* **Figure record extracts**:
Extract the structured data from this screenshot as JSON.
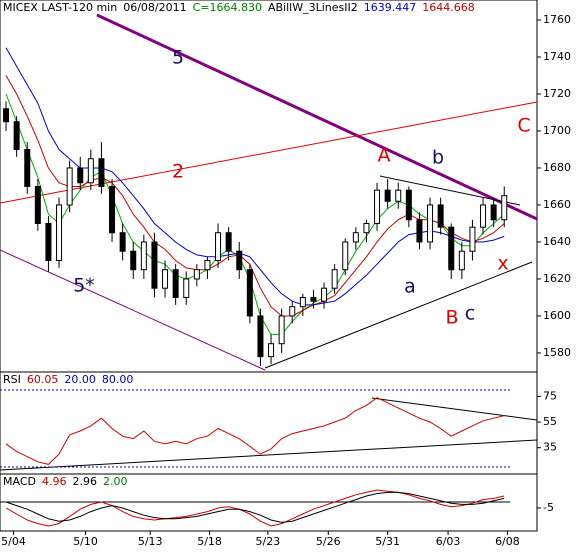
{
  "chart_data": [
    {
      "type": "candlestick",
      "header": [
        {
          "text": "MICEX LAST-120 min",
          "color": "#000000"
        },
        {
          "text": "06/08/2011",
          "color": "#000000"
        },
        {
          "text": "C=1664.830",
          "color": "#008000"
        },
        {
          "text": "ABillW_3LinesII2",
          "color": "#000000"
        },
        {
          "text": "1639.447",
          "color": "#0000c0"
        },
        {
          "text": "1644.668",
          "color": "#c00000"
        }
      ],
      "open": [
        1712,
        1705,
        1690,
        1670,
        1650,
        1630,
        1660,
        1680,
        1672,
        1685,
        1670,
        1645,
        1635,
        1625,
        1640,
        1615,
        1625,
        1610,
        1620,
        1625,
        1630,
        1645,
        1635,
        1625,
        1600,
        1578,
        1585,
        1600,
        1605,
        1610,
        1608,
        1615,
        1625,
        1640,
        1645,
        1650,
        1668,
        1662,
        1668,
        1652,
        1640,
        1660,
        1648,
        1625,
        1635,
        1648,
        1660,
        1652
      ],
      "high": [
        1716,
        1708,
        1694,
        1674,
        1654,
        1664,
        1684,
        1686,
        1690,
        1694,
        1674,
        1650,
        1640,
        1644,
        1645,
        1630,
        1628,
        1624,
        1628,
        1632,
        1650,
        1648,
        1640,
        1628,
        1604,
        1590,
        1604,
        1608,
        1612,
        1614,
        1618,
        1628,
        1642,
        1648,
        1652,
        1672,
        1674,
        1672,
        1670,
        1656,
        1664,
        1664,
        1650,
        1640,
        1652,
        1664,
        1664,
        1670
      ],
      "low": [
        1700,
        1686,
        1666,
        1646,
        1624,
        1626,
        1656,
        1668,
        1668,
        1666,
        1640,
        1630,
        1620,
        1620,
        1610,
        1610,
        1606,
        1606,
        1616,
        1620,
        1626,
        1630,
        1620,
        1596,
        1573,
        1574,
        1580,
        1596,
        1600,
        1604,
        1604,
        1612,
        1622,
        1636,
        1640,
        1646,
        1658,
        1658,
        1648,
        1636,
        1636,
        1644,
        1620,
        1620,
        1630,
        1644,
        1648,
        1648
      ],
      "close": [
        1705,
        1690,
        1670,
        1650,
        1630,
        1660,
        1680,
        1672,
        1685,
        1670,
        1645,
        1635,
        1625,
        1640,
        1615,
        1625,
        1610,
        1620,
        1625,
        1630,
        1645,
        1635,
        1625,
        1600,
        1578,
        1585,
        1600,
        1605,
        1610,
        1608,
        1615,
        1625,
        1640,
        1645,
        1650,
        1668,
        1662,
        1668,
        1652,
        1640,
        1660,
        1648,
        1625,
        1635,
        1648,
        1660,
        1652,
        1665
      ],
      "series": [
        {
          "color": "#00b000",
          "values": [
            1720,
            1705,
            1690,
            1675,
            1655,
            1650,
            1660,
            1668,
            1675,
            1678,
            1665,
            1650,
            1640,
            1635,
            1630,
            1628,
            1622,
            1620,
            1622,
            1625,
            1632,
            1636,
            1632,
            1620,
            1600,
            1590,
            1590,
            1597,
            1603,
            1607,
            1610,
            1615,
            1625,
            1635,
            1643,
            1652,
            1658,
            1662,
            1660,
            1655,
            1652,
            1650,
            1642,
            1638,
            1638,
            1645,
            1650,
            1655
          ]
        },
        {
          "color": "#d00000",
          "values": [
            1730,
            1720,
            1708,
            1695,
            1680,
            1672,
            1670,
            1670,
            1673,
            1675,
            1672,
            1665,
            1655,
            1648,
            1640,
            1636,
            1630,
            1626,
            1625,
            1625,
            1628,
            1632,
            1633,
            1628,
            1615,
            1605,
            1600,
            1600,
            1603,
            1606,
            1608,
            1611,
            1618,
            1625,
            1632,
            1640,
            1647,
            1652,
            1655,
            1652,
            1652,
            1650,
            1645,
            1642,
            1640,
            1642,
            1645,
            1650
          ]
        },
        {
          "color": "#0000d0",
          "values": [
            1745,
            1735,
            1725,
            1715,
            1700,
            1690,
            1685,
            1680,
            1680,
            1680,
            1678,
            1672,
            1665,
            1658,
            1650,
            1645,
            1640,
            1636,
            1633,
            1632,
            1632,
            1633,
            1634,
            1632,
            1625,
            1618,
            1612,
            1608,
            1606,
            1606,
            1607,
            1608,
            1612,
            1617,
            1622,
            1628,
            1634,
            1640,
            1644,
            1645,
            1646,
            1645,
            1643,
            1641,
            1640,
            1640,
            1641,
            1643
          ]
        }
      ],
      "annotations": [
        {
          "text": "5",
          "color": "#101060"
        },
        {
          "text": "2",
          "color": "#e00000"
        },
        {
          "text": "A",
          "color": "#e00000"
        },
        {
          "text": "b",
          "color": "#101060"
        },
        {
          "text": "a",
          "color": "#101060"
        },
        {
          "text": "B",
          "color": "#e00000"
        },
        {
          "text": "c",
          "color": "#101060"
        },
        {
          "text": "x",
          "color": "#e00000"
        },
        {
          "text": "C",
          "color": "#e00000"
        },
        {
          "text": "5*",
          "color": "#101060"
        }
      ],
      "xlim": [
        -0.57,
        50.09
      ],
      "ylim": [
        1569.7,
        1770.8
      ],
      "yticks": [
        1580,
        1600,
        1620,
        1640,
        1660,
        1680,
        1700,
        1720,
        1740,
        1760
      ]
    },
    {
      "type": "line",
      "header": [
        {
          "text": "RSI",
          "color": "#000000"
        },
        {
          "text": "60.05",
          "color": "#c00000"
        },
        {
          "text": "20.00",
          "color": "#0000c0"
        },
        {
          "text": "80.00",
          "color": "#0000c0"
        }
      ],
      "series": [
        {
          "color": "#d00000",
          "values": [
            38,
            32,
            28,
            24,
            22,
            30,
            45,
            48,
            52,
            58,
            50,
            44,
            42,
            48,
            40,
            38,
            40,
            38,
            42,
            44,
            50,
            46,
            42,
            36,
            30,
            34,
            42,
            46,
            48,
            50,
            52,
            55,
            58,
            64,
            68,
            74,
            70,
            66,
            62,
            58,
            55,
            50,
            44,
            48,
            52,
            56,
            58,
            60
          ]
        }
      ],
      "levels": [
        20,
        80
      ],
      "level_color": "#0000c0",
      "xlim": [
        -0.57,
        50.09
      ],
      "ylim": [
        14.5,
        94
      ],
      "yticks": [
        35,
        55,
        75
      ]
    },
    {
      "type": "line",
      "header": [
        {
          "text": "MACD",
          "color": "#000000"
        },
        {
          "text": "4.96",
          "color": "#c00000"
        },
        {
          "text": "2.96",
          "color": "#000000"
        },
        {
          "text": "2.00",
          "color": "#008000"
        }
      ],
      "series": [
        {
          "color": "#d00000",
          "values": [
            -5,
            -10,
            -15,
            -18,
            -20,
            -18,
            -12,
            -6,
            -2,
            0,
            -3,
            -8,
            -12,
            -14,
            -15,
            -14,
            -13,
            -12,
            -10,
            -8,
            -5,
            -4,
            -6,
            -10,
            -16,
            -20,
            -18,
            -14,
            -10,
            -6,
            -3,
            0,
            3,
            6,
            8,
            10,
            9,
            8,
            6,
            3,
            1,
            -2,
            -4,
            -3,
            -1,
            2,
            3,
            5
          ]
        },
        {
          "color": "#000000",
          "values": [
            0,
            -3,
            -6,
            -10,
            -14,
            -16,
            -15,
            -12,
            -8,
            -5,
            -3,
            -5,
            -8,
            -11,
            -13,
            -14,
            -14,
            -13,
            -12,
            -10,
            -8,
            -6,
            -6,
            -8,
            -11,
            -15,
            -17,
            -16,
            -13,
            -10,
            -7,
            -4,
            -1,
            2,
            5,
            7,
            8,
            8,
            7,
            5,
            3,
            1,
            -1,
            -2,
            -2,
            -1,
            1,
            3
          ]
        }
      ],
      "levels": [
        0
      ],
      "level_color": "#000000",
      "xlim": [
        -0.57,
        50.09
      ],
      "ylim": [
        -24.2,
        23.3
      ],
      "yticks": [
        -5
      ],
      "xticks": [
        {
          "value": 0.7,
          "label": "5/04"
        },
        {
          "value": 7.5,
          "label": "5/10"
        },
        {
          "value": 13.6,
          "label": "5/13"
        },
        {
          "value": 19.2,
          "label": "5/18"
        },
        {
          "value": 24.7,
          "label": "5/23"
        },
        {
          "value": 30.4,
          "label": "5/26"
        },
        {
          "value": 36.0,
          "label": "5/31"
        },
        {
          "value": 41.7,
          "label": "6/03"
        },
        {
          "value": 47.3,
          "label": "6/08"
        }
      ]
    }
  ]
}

* **Required task**: Give the count of lines in the listing that hold the word "label", with no other text.

* **Solved problem**: 9